#### What you should do
Starting with the line that holds "Convert this screenshot", reproduce each line through the last one of the data, exactly as written. Pictures are not copied.

>> start Data

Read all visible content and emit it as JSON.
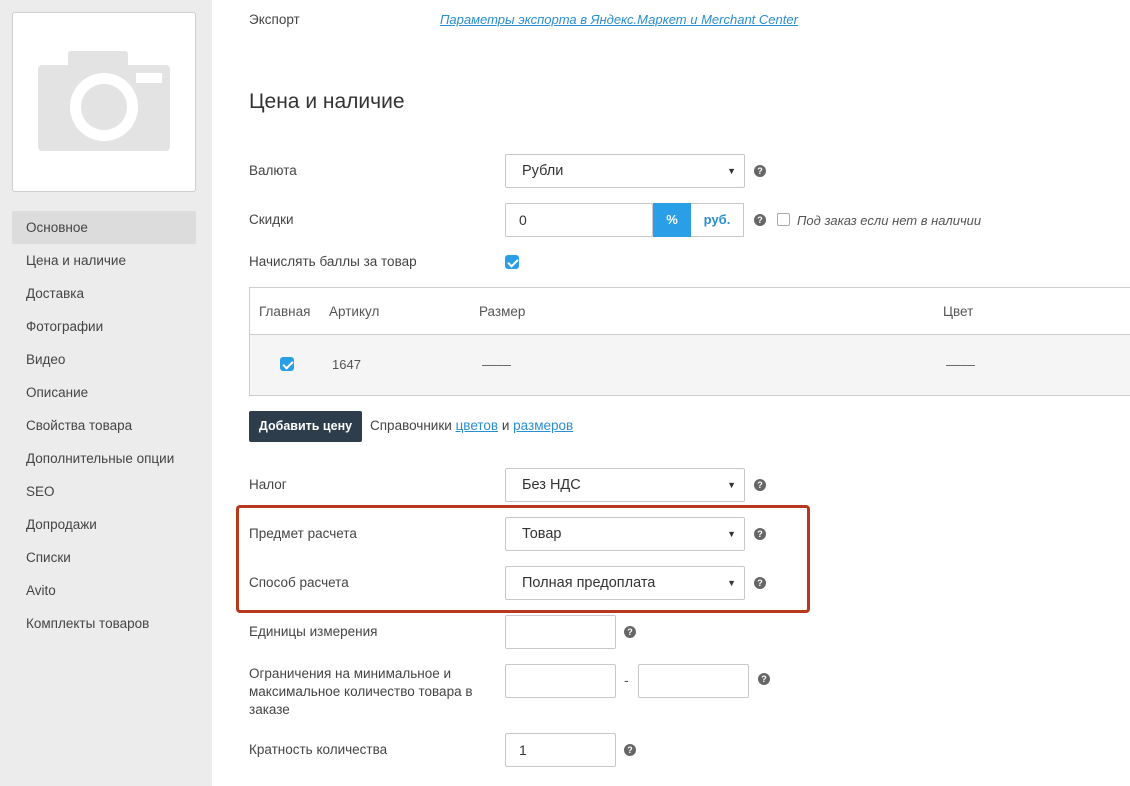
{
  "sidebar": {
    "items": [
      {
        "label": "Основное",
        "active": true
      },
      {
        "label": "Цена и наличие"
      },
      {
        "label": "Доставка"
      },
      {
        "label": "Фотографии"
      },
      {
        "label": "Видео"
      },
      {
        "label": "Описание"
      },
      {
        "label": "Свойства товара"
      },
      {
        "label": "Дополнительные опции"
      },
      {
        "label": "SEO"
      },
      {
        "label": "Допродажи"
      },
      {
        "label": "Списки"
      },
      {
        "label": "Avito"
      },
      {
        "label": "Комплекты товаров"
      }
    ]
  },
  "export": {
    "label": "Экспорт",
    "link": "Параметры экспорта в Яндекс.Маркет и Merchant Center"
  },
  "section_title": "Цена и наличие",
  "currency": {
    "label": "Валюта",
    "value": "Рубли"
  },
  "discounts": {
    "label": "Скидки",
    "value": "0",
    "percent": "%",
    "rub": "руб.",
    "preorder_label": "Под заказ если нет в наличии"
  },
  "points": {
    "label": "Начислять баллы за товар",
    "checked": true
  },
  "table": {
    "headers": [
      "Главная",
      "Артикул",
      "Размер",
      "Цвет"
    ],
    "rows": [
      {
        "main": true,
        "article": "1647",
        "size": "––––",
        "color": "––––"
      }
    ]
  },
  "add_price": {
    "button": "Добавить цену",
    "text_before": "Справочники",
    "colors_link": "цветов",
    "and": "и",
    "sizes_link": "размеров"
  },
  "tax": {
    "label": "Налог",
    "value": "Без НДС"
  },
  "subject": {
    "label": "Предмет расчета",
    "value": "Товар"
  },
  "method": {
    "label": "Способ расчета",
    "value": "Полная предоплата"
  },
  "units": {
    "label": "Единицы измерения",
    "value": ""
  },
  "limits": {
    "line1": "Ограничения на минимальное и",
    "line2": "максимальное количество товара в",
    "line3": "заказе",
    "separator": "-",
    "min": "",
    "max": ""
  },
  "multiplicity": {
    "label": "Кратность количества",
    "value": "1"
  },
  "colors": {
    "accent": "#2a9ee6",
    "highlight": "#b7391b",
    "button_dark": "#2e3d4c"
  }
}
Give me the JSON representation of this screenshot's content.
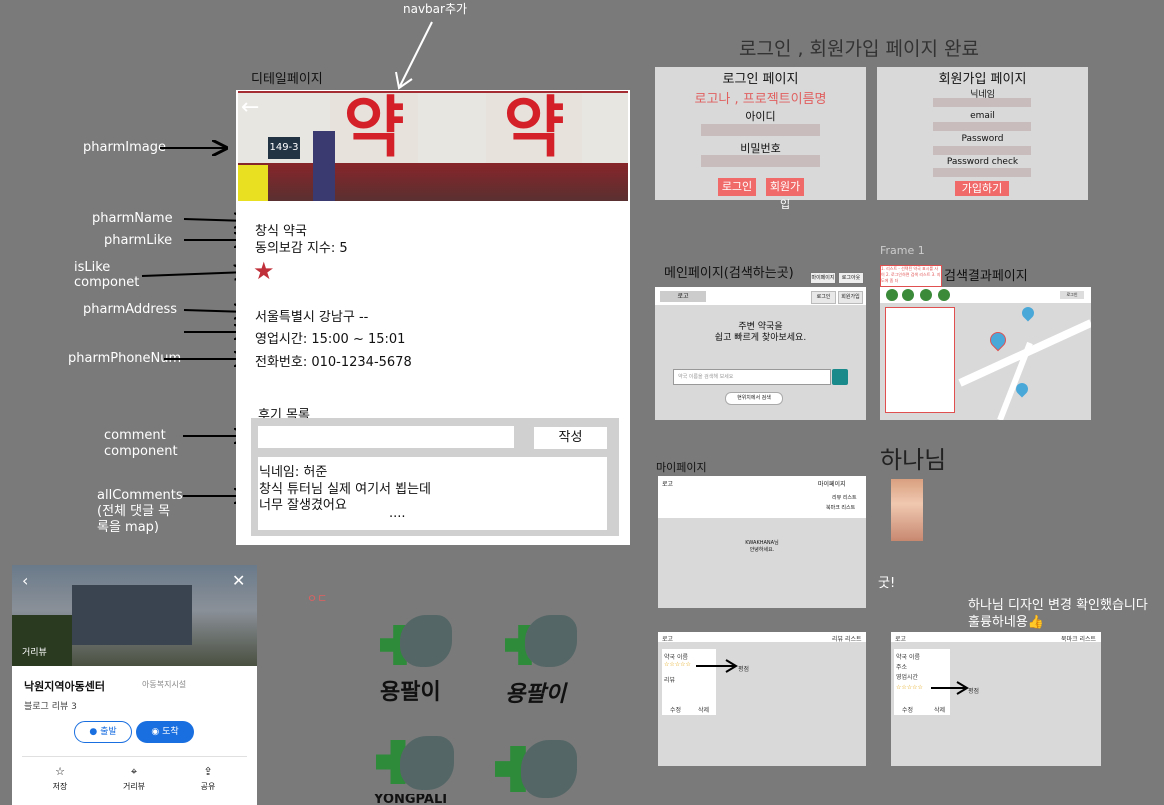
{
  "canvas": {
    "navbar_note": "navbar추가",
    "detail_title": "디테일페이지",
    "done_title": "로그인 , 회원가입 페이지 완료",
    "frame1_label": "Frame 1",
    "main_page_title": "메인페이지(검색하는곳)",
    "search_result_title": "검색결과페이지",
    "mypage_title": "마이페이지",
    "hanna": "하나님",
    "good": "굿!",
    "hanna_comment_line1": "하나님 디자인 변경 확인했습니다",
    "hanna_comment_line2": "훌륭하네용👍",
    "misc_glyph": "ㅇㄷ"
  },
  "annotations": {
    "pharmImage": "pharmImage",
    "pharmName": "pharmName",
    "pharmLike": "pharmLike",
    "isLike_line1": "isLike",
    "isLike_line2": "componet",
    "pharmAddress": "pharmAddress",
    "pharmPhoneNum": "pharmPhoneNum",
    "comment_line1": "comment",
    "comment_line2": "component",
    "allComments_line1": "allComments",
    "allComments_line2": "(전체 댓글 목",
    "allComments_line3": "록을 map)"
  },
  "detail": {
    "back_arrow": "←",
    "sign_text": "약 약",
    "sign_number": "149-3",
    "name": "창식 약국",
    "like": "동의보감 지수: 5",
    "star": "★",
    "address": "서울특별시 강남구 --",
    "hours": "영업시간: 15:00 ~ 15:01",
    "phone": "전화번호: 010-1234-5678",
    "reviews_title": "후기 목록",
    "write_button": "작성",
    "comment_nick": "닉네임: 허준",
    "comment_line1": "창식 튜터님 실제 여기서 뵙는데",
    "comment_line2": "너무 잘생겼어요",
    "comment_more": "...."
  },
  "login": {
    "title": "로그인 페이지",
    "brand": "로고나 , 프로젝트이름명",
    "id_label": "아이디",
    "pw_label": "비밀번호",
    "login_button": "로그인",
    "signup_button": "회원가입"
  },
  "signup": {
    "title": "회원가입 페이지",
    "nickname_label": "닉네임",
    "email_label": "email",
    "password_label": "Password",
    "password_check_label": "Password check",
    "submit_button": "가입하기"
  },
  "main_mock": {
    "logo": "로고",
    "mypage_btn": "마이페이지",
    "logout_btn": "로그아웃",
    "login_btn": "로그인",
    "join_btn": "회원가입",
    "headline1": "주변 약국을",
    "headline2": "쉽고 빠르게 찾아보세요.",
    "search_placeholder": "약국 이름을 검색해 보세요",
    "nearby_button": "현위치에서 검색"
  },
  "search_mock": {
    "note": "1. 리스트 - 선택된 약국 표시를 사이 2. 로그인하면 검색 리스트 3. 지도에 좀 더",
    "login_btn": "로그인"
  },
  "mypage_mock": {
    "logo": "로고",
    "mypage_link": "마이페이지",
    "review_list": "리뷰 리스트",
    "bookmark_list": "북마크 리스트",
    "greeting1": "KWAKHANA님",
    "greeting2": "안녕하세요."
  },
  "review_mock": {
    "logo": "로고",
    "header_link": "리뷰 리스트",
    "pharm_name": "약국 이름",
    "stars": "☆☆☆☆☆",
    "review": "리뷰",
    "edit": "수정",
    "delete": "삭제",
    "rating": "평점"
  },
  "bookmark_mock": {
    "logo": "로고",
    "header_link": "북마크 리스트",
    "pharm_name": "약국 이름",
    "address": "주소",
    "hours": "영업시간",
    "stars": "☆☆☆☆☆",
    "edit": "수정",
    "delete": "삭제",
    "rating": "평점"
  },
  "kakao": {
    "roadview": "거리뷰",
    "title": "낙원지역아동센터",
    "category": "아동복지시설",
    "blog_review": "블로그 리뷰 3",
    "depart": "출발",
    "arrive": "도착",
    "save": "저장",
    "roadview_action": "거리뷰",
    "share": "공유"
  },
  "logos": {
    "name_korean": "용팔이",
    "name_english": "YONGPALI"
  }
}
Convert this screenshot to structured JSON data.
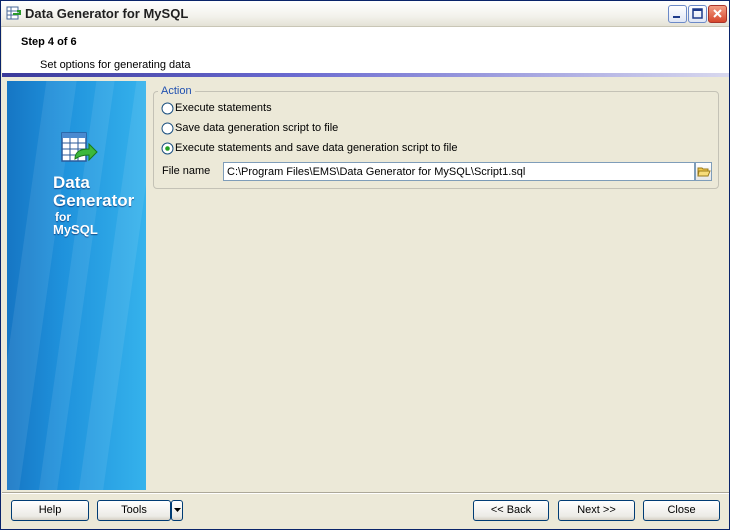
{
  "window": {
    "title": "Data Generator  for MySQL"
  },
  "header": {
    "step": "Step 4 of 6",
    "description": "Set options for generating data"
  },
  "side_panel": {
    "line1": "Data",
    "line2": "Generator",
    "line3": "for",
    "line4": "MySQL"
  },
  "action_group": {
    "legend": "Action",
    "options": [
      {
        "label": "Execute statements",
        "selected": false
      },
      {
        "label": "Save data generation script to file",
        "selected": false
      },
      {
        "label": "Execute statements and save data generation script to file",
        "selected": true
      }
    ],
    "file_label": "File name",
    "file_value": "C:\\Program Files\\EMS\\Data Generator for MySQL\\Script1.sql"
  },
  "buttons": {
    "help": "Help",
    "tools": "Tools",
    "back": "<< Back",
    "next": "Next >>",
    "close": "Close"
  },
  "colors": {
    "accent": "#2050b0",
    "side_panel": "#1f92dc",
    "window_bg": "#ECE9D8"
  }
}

>> end Data

#### Task solution
Convert this screenshot to structured JSON data.
{
  "window": {
    "title": "Data Generator  for MySQL"
  },
  "header": {
    "step": "Step 4 of 6",
    "description": "Set options for generating data"
  },
  "side_panel": {
    "line1": "Data",
    "line2": "Generator",
    "line3": "for",
    "line4": "MySQL"
  },
  "action_group": {
    "legend": "Action",
    "options": [
      {
        "label": "Execute statements",
        "selected": false
      },
      {
        "label": "Save data generation script to file",
        "selected": false
      },
      {
        "label": "Execute statements and save data generation script to file",
        "selected": true
      }
    ],
    "file_label": "File name",
    "file_value": "C:\\Program Files\\EMS\\Data Generator for MySQL\\Script1.sql"
  },
  "buttons": {
    "help": "Help",
    "tools": "Tools",
    "back": "<< Back",
    "next": "Next >>",
    "close": "Close"
  },
  "colors": {
    "accent": "#2050b0",
    "side_panel": "#1f92dc",
    "window_bg": "#ECE9D8"
  }
}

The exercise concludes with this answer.